* [Aim]: Locate the string "行政处罚事先告知书" throughout the material and copy every line in which it occurs.

[Records from a data collection]
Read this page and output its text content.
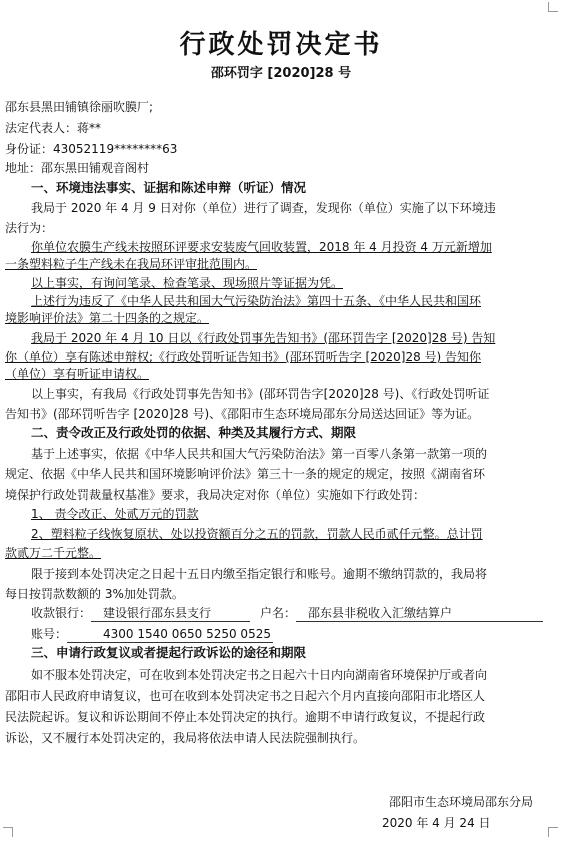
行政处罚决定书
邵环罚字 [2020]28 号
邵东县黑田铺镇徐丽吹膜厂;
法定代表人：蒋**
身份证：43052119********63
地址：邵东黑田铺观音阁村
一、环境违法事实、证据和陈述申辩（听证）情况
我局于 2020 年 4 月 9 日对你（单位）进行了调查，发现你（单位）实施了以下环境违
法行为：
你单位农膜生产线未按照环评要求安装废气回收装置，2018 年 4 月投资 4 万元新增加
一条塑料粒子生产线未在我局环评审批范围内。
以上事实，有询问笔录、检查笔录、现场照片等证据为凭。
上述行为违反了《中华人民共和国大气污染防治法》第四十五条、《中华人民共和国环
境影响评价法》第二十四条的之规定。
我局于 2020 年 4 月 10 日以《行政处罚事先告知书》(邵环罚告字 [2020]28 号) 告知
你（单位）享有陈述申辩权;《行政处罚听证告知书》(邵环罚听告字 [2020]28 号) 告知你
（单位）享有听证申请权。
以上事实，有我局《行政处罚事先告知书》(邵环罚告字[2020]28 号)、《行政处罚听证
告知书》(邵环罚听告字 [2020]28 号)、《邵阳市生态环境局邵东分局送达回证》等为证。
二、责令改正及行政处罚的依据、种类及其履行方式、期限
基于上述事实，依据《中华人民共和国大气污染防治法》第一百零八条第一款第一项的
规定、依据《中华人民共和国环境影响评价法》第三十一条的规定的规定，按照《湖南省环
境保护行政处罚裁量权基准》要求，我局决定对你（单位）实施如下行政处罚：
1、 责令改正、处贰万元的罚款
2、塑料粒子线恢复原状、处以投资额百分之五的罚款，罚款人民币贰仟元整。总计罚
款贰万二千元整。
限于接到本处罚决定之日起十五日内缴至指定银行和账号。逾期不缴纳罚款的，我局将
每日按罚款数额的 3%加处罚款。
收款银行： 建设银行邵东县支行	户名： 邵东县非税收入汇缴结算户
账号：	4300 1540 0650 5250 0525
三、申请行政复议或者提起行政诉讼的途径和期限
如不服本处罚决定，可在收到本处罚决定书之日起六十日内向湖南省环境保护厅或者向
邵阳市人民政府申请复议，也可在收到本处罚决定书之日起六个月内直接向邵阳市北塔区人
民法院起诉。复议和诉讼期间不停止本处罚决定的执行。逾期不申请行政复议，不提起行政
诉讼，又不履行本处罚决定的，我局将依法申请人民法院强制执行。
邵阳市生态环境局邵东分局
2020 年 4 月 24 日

* [Exercise response]:
我局于 2020 年 4 月 10 日以《行政处罚事先告知书》(邵环罚告字 [2020]28 号) 告知
以上事实，有我局《行政处罚事先告知书》(邵环罚告字[2020]28 号)、《行政处罚听证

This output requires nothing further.